*WHAT IS BEING ASKED*.
Report each line of the items below that contains the word "Parameters".

*RECORDS FOR THIS EXERCISE*.
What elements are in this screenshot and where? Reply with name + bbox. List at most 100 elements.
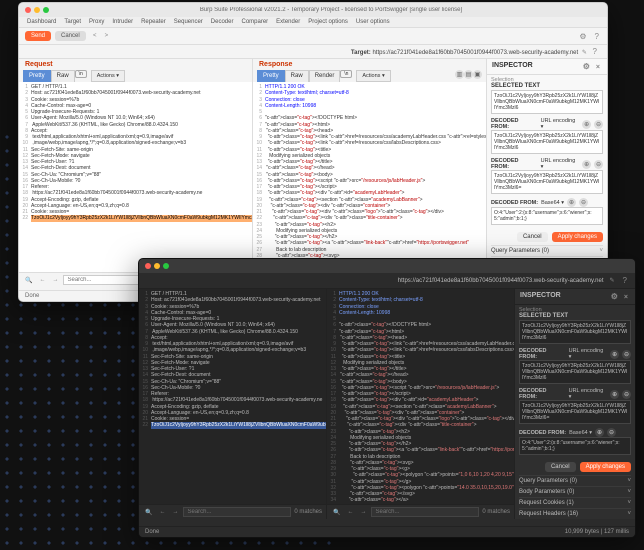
inspector-cancel-button[interactable]: Cancel [517,232,548,242]
edit-target-icon[interactable]: ✎ [608,277,617,284]
request-editor[interactable]: 1GET / HTTP/1.12Host: ac721f041ede8a1f60… [19,82,252,272]
minimize-icon[interactable] [34,7,40,13]
layout-toggle-icon[interactable]: ▤ [464,70,473,79]
step-down-icon[interactable]: ⊖ [594,160,603,169]
tab-sequencer[interactable]: Sequencer [174,19,203,25]
close-icon[interactable]: × [594,64,602,71]
search-next-icon[interactable]: → [358,509,368,515]
top-tab-bar: Dashboard Target Proxy Intruder Repeater… [19,17,607,28]
chevron-down-icon: ˅ [599,248,603,254]
tab-target[interactable]: Target [64,19,81,25]
apply-changes-button[interactable]: Apply changes [552,232,603,242]
search-next-icon[interactable]: → [50,277,60,283]
help-icon[interactable]: ? [593,32,601,41]
decoded-box[interactable]: TzoOiJ1c2VyIjoyy9hY3Rpb25zX2k1LiYW1ll8jZ… [491,170,603,194]
send-button[interactable]: Send [25,31,51,41]
forward-icon[interactable]: > [101,33,111,39]
row-request-cookies[interactable]: Request Cookies (1)˅ [519,497,631,508]
close-icon[interactable] [145,263,151,269]
response-editor[interactable]: 1HTTP/1.1 200 OK2Content-Type: text/html… [327,289,514,504]
search-icon[interactable]: 🔍 [23,277,34,284]
layout-toggle-icon[interactable]: ▣ [473,70,482,79]
tab-render[interactable]: Render [309,70,341,82]
step-up-icon[interactable]: ⊕ [595,428,604,437]
search-input[interactable] [371,507,479,517]
tab-project-options[interactable]: Project options [308,19,348,25]
decoded-box[interactable]: TzoOiJ1c2VyIjoyy9hY3Rpb25zX2k1LiYW1ll8jZ… [519,400,631,424]
search-next-icon[interactable]: → [170,509,180,515]
apply-changes-button[interactable]: Apply changes [580,462,631,472]
decoded-final[interactable]: O:4:"User":2:{s:8:"username";s:6:"wiener… [519,437,631,455]
response-pane: 1HTTP/1.1 200 OK2Content-Type: text/html… [327,289,515,519]
tab-pretty[interactable]: Pretty [257,70,285,82]
tab-intruder[interactable]: Intruder [112,19,133,25]
step-up-icon[interactable]: ⊕ [582,160,591,169]
tab-pretty[interactable]: Pretty [23,70,51,82]
search-input[interactable] [183,507,291,517]
tab-raw[interactable]: Raw [285,70,309,82]
tab-dashboard[interactable]: Dashboard [27,19,56,25]
tab-comparer[interactable]: Comparer [241,19,268,25]
tab-user-options[interactable]: User options [356,19,390,25]
step-up-icon[interactable]: ⊕ [610,350,619,359]
window-controls[interactable] [139,260,175,272]
encoding-select[interactable]: URL encoding ▾ [541,118,580,130]
search-prev-icon[interactable]: ← [157,509,167,515]
inspector-cancel-button[interactable]: Cancel [545,462,576,472]
step-down-icon[interactable]: ⊖ [607,428,616,437]
search-icon[interactable]: 🔍 [331,509,342,516]
encoding-select[interactable]: Base64 ▾ [569,430,592,436]
response-editor[interactable]: 1HTTP/1.1 200 OK2Content-Type: text/html… [253,82,486,272]
gear-icon[interactable]: ⚙ [609,292,620,301]
step-up-icon[interactable]: ⊕ [610,390,619,399]
close-icon[interactable] [25,7,31,13]
step-down-icon[interactable]: ⊖ [594,120,603,129]
step-down-icon[interactable]: ⊖ [622,350,631,359]
tab-raw[interactable]: Raw [51,70,75,82]
tab-decoder[interactable]: Decoder [211,19,234,25]
layout-toggle-icon[interactable]: ▥ [455,70,464,79]
step-down-icon[interactable]: ⊖ [622,390,631,399]
tab-extender[interactable]: Extender [276,19,300,25]
row-body-parameters[interactable]: Body Parameters (0)˅ [519,486,631,497]
inspector-title: INSPECTOR [492,62,533,71]
tab-repeater[interactable]: Repeater [141,19,166,25]
search-prev-icon[interactable]: ← [37,277,47,283]
newline-toggle[interactable]: \n [75,70,87,78]
response-search: 🔍 ← → 0 matches [327,504,514,519]
selected-text-value[interactable]: TzoOiJ1c2VyIjoyy9hY3Rpb25zX2k1LiYW1ll8jZ… [519,320,631,344]
zoom-icon[interactable] [163,263,169,269]
help-icon[interactable]: ? [591,47,599,56]
decoded-box[interactable]: TzoOiJ1c2VyIjoyy9hY3Rpb25zX2k1LiYW1ll8jZ… [491,130,603,154]
gear-icon[interactable]: ⚙ [577,32,588,41]
request-editor[interactable]: 1GET / HTTP/1.12Host: ac721f041ede8a1f60… [139,289,326,504]
gear-icon[interactable]: ⚙ [581,62,592,71]
help-icon[interactable]: ? [621,276,629,285]
newline-toggle[interactable]: \n [340,70,352,78]
close-icon[interactable]: × [622,294,630,301]
row-request-headers[interactable]: Request Headers (16)˅ [519,508,631,519]
step-down-icon[interactable]: ⊖ [579,198,588,207]
row-query-parameters[interactable]: Query Parameters (0)˅ [519,475,631,486]
encoding-select[interactable]: URL encoding ▾ [569,388,608,400]
encoding-select[interactable]: URL encoding ▾ [541,158,580,170]
encoding-select[interactable]: Base64 ▾ [541,200,564,206]
search-prev-icon[interactable]: ← [345,509,355,515]
minimize-icon[interactable] [154,263,160,269]
search-icon[interactable]: 🔍 [143,509,154,516]
cancel-button[interactable]: Cancel [55,31,86,41]
step-up-icon[interactable]: ⊕ [567,198,576,207]
zoom-icon[interactable] [43,7,49,13]
actions-dropdown[interactable]: Actions ▾ [356,70,390,82]
row-query-parameters[interactable]: Query Parameters (0)˅ [491,245,603,256]
decoded-box[interactable]: TzoOiJ1c2VyIjoyy9hY3Rpb25zX2k1LiYW1ll8jZ… [519,360,631,384]
encoding-select[interactable]: URL encoding ▾ [569,348,608,360]
back-icon[interactable]: < [90,33,100,39]
actions-dropdown[interactable]: Actions ▾ [91,70,125,82]
tab-proxy[interactable]: Proxy [89,19,104,25]
decoded-final[interactable]: O:4:"User":2:{s:8:"username";s:6:"wiener… [491,207,603,225]
window-controls[interactable] [19,4,55,16]
selected-text-value[interactable]: TzoOiJ1c2VyIjoyy9hY3Rpb25zX2k1LiYW1ll8jZ… [491,90,603,114]
edit-target-icon[interactable]: ✎ [580,50,589,56]
step-up-icon[interactable]: ⊕ [582,120,591,129]
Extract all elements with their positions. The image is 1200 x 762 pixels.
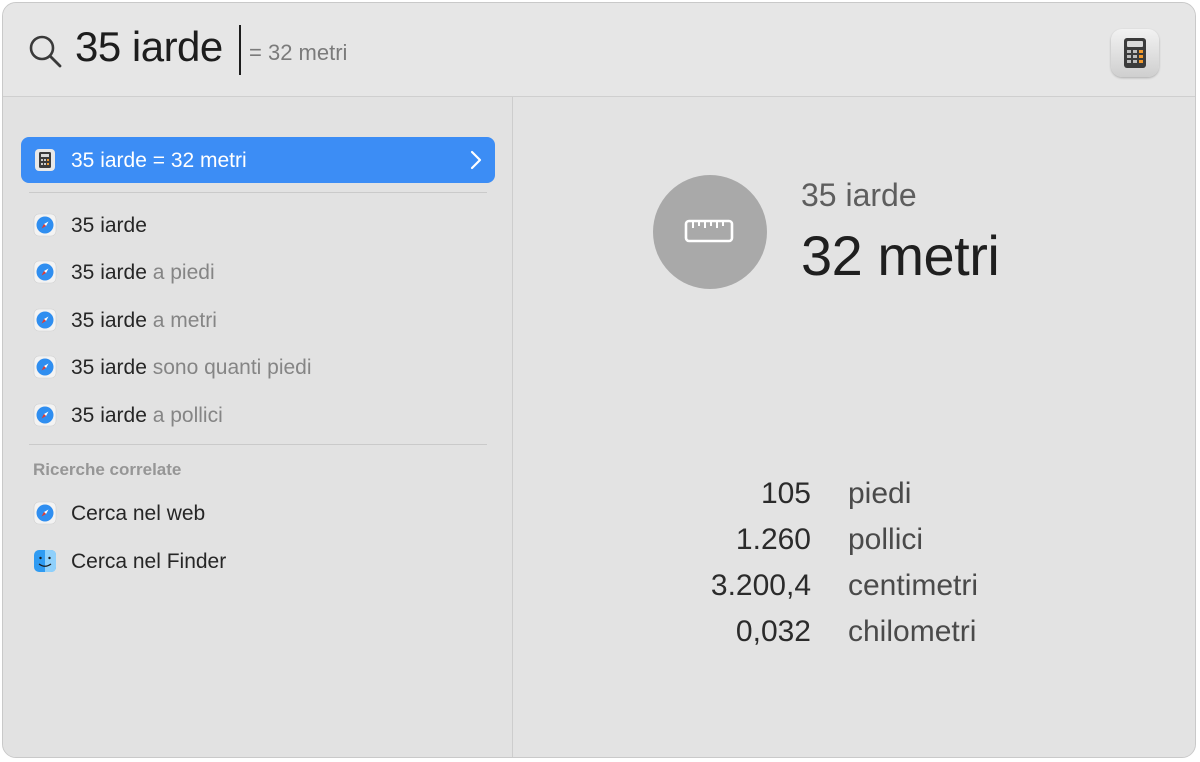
suggestion-label: 35 iarde a metri [71, 309, 217, 332]
conversion-value: 105 [760, 477, 811, 510]
suggestion-label: 35 iarde sono quanti piedi [71, 356, 312, 379]
suggestion-label: 35 iarde [71, 214, 147, 237]
from-value: 35 iarde [801, 177, 917, 213]
list-item[interactable]: 35 iarde a pollici [21, 392, 495, 438]
conversion-unit: piedi [848, 477, 912, 510]
safari-icon [33, 501, 57, 525]
top-hit-label: 35 iarde = 32 metri [71, 149, 247, 172]
list-item[interactable]: 35 iarde a metri [21, 297, 495, 343]
divider [29, 192, 487, 193]
chevron-right-icon [470, 150, 482, 170]
conversion-unit: pollici [848, 523, 924, 556]
text-caret [239, 25, 241, 75]
search-web-row[interactable]: Cerca nel web [21, 490, 495, 536]
safari-icon [33, 355, 57, 379]
to-value: 32 metri [801, 224, 1000, 287]
finder-icon [34, 550, 56, 572]
suggestion-label: 35 iarde a pollici [71, 404, 223, 427]
search-input[interactable]: 35 iarde [75, 23, 223, 71]
detail-pane: 35 iarde 32 metri 105 piedi 1.260 pollic… [513, 97, 1195, 757]
conversion-row: 1.260 pollici [663, 523, 1063, 563]
list-item[interactable]: 35 iarde sono quanti piedi [21, 344, 495, 390]
conversion-value: 1.260 [735, 523, 811, 556]
conversion-value: 0,032 [735, 615, 811, 648]
inline-result: = 32 metri [249, 40, 348, 65]
results-list: 35 iarde = 32 metri 35 iarde 35 iarde a … [3, 97, 512, 757]
search-finder-label: Cerca nel Finder [71, 550, 227, 573]
conversion-unit: centimetri [848, 569, 979, 602]
ruler-icon [653, 175, 767, 289]
conversion-row: 3.200,4 centimetri [663, 569, 1063, 609]
safari-icon [33, 260, 57, 284]
safari-icon [33, 308, 57, 332]
search-icon [29, 35, 62, 68]
suggestion-label: 35 iarde a piedi [71, 261, 215, 284]
top-hit-row[interactable]: 35 iarde = 32 metri [21, 137, 495, 183]
related-searches-heading: Ricerche correlate [33, 460, 182, 479]
safari-icon [33, 403, 57, 427]
conversion-row: 105 piedi [663, 477, 1063, 517]
conversion-unit: chilometri [848, 615, 977, 648]
list-item[interactable]: 35 iarde [21, 202, 495, 248]
divider [29, 444, 487, 445]
calculator-icon [35, 149, 55, 171]
spotlight-window: 35 iarde = 32 metri 35 iarde = 32 metri [2, 2, 1196, 758]
search-finder-row[interactable]: Cerca nel Finder [21, 538, 495, 584]
search-web-label: Cerca nel web [71, 502, 206, 525]
safari-icon [33, 213, 57, 237]
conversion-value: 3.200,4 [710, 569, 811, 602]
list-item[interactable]: 35 iarde a piedi [21, 249, 495, 295]
search-bar: 35 iarde = 32 metri [3, 3, 1195, 97]
conversion-row: 0,032 chilometri [663, 615, 1063, 655]
calculator-icon[interactable] [1111, 29, 1159, 77]
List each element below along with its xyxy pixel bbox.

*THE ANSWER*.
row-body-parameters[interactable]: Body Parameters (0)˅ [519,486,631,497]
row-query-parameters[interactable]: Query Parameters (0)˅ [519,475,631,486]
row-query-parameters[interactable]: Query Parameters (0)˅ [491,245,603,256]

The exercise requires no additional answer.